◆ EXERCISE MATERIALS:
——————————

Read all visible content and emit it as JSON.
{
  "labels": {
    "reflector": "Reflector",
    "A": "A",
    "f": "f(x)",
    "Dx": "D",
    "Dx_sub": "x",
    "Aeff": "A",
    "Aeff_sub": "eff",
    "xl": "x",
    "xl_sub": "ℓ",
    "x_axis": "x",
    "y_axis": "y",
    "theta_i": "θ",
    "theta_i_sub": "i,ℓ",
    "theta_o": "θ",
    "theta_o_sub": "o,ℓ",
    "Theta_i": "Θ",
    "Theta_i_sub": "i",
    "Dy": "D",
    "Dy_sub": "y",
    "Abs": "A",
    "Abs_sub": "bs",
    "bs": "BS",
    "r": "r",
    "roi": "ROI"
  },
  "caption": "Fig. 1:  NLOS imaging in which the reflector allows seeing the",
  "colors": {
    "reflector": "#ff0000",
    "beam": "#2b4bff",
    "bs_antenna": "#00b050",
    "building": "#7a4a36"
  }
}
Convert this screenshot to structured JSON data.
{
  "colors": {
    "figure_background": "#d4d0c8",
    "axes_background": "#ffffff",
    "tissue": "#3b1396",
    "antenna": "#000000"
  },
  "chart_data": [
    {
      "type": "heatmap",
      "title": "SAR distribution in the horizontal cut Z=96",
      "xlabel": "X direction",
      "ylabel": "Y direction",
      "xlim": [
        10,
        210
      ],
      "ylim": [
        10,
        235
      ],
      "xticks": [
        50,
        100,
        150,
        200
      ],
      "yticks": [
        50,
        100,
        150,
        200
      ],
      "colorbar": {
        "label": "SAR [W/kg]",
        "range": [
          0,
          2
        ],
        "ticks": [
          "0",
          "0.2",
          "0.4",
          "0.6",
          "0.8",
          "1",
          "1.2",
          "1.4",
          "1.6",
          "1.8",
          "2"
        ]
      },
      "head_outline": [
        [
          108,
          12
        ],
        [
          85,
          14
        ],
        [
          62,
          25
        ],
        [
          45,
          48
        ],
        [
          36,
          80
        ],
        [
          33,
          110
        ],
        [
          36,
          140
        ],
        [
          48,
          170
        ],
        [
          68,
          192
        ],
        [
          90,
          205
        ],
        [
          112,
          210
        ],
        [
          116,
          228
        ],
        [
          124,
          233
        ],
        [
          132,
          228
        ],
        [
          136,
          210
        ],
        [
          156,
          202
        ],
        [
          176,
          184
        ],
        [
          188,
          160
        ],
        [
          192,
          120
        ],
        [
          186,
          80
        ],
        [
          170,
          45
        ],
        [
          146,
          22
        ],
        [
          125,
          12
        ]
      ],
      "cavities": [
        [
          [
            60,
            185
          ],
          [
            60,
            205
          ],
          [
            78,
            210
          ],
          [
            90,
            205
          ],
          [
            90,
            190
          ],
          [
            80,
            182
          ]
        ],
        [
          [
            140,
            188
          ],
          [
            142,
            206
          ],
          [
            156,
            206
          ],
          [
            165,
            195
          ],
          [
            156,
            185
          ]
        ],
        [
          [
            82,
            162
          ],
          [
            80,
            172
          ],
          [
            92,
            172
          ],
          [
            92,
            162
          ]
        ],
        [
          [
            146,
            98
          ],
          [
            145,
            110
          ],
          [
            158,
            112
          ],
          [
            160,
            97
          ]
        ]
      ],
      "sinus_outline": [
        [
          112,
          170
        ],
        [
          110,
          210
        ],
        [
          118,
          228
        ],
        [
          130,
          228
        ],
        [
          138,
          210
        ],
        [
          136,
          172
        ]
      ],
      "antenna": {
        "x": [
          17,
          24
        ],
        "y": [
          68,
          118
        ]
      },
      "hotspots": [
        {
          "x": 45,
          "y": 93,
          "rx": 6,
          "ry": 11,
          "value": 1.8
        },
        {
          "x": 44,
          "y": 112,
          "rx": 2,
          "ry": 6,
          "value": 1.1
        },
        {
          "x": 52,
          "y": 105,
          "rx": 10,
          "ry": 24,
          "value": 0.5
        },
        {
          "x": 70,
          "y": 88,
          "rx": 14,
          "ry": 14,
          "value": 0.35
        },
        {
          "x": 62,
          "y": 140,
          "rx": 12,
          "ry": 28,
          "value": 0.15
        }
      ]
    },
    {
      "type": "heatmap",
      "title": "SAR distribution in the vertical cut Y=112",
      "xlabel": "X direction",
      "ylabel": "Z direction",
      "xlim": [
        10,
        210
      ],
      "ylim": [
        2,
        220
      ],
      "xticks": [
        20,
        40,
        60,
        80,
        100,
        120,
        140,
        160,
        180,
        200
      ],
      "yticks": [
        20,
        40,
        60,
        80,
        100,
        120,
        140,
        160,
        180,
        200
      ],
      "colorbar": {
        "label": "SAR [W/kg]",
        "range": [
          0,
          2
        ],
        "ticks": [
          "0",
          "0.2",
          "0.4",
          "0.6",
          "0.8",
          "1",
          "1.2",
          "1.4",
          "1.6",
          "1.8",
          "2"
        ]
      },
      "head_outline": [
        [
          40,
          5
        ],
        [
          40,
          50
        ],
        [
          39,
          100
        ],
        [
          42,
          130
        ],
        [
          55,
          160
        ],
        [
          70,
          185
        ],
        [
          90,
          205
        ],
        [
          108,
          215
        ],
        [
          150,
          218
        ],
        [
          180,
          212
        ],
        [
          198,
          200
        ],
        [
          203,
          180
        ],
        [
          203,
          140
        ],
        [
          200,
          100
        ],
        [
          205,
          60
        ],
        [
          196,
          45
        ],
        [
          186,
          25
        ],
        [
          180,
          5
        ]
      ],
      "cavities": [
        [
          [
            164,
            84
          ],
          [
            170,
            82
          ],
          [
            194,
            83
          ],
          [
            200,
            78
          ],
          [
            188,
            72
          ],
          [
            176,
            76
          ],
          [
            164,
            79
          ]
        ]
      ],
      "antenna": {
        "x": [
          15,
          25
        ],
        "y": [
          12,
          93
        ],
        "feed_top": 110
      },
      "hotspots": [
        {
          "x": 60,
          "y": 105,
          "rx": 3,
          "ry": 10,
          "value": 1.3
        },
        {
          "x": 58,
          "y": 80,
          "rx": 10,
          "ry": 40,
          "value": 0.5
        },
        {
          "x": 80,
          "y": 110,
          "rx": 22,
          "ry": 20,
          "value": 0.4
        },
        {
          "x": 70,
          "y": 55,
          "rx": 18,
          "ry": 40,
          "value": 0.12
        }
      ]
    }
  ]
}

——————————

◆ TASK GOAL: Give a word-for-word copy of the records.

◆ COMPLETE ANSWER:
Read all visible content and emit it as JSON.
{
  "labels": {
    "reflector": "Reflector",
    "A": "A",
    "f": "f(x)",
    "Dx": "D",
    "Dx_sub": "x",
    "Aeff": "A",
    "Aeff_sub": "eff",
    "xl": "x",
    "xl_sub": "ℓ",
    "x_axis": "x",
    "y_axis": "y",
    "theta_i": "θ",
    "theta_i_sub": "i,ℓ",
    "theta_o": "θ",
    "theta_o_sub": "o,ℓ",
    "Theta_i": "Θ",
    "Theta_i_sub": "i",
    "Dy": "D",
    "Dy_sub": "y",
    "Abs": "A",
    "Abs_sub": "bs",
    "bs": "BS",
    "r": "r",
    "roi": "ROI"
  },
  "caption": "Fig. 1:  NLOS imaging in which the reflector allows seeing the",
  "colors": {
    "reflector": "#ff0000",
    "beam": "#2b4bff",
    "bs_antenna": "#00b050",
    "building": "#7a4a36"
  }
}
Convert this screenshot to structured JSON data.
{
  "colors": {
    "figure_background": "#d4d0c8",
    "axes_background": "#ffffff",
    "tissue": "#3b1396",
    "antenna": "#000000"
  },
  "chart_data": [
    {
      "type": "heatmap",
      "title": "SAR distribution in the horizontal cut Z=96",
      "xlabel": "X direction",
      "ylabel": "Y direction",
      "xlim": [
        10,
        210
      ],
      "ylim": [
        10,
        235
      ],
      "xticks": [
        50,
        100,
        150,
        200
      ],
      "yticks": [
        50,
        100,
        150,
        200
      ],
      "colorbar": {
        "label": "SAR [W/kg]",
        "range": [
          0,
          2
        ],
        "ticks": [
          "0",
          "0.2",
          "0.4",
          "0.6",
          "0.8",
          "1",
          "1.2",
          "1.4",
          "1.6",
          "1.8",
          "2"
        ]
      },
      "head_outline": [
        [
          108,
          12
        ],
        [
          85,
          14
        ],
        [
          62,
          25
        ],
        [
          45,
          48
        ],
        [
          36,
          80
        ],
        [
          33,
          110
        ],
        [
          36,
          140
        ],
        [
          48,
          170
        ],
        [
          68,
          192
        ],
        [
          90,
          205
        ],
        [
          112,
          210
        ],
        [
          116,
          228
        ],
        [
          124,
          233
        ],
        [
          132,
          228
        ],
        [
          136,
          210
        ],
        [
          156,
          202
        ],
        [
          176,
          184
        ],
        [
          188,
          160
        ],
        [
          192,
          120
        ],
        [
          186,
          80
        ],
        [
          170,
          45
        ],
        [
          146,
          22
        ],
        [
          125,
          12
        ]
      ],
      "cavities": [
        [
          [
            60,
            185
          ],
          [
            60,
            205
          ],
          [
            78,
            210
          ],
          [
            90,
            205
          ],
          [
            90,
            190
          ],
          [
            80,
            182
          ]
        ],
        [
          [
            140,
            188
          ],
          [
            142,
            206
          ],
          [
            156,
            206
          ],
          [
            165,
            195
          ],
          [
            156,
            185
          ]
        ],
        [
          [
            82,
            162
          ],
          [
            80,
            172
          ],
          [
            92,
            172
          ],
          [
            92,
            162
          ]
        ],
        [
          [
            146,
            98
          ],
          [
            145,
            110
          ],
          [
            158,
            112
          ],
          [
            160,
            97
          ]
        ]
      ],
      "sinus_outline": [
        [
          112,
          170
        ],
        [
          110,
          210
        ],
        [
          118,
          228
        ],
        [
          130,
          228
        ],
        [
          138,
          210
        ],
        [
          136,
          172
        ]
      ],
      "antenna": {
        "x": [
          17,
          24
        ],
        "y": [
          68,
          118
        ]
      },
      "hotspots": [
        {
          "x": 45,
          "y": 93,
          "rx": 6,
          "ry": 11,
          "value": 1.8
        },
        {
          "x": 44,
          "y": 112,
          "rx": 2,
          "ry": 6,
          "value": 1.1
        },
        {
          "x": 52,
          "y": 105,
          "rx": 10,
          "ry": 24,
          "value": 0.5
        },
        {
          "x": 70,
          "y": 88,
          "rx": 14,
          "ry": 14,
          "value": 0.35
        },
        {
          "x": 62,
          "y": 140,
          "rx": 12,
          "ry": 28,
          "value": 0.15
        }
      ]
    },
    {
      "type": "heatmap",
      "title": "SAR distribution in the vertical cut Y=112",
      "xlabel": "X direction",
      "ylabel": "Z direction",
      "xlim": [
        10,
        210
      ],
      "ylim": [
        2,
        220
      ],
      "xticks": [
        20,
        40,
        60,
        80,
        100,
        120,
        140,
        160,
        180,
        200
      ],
      "yticks": [
        20,
        40,
        60,
        80,
        100,
        120,
        140,
        160,
        180,
        200
      ],
      "colorbar": {
        "label": "SAR [W/kg]",
        "range": [
          0,
          2
        ],
        "ticks": [
          "0",
          "0.2",
          "0.4",
          "0.6",
          "0.8",
          "1",
          "1.2",
          "1.4",
          "1.6",
          "1.8",
          "2"
        ]
      },
      "head_outline": [
        [
          40,
          5
        ],
        [
          40,
          50
        ],
        [
          39,
          100
        ],
        [
          42,
          130
        ],
        [
          55,
          160
        ],
        [
          70,
          185
        ],
        [
          90,
          205
        ],
        [
          108,
          215
        ],
        [
          150,
          218
        ],
        [
          180,
          212
        ],
        [
          198,
          200
        ],
        [
          203,
          180
        ],
        [
          203,
          140
        ],
        [
          200,
          100
        ],
        [
          205,
          60
        ],
        [
          196,
          45
        ],
        [
          186,
          25
        ],
        [
          180,
          5
        ]
      ],
      "cavities": [
        [
          [
            164,
            84
          ],
          [
            170,
            82
          ],
          [
            194,
            83
          ],
          [
            200,
            78
          ],
          [
            188,
            72
          ],
          [
            176,
            76
          ],
          [
            164,
            79
          ]
        ]
      ],
      "antenna": {
        "x": [
          15,
          25
        ],
        "y": [
          12,
          93
        ],
        "feed_top": 110
      },
      "hotspots": [
        {
          "x": 60,
          "y": 105,
          "rx": 3,
          "ry": 10,
          "value": 1.3
        },
        {
          "x": 58,
          "y": 80,
          "rx": 10,
          "ry": 40,
          "value": 0.5
        },
        {
          "x": 80,
          "y": 110,
          "rx": 22,
          "ry": 20,
          "value": 0.4
        },
        {
          "x": 70,
          "y": 55,
          "rx": 18,
          "ry": 40,
          "value": 0.12
        }
      ]
    }
  ]
}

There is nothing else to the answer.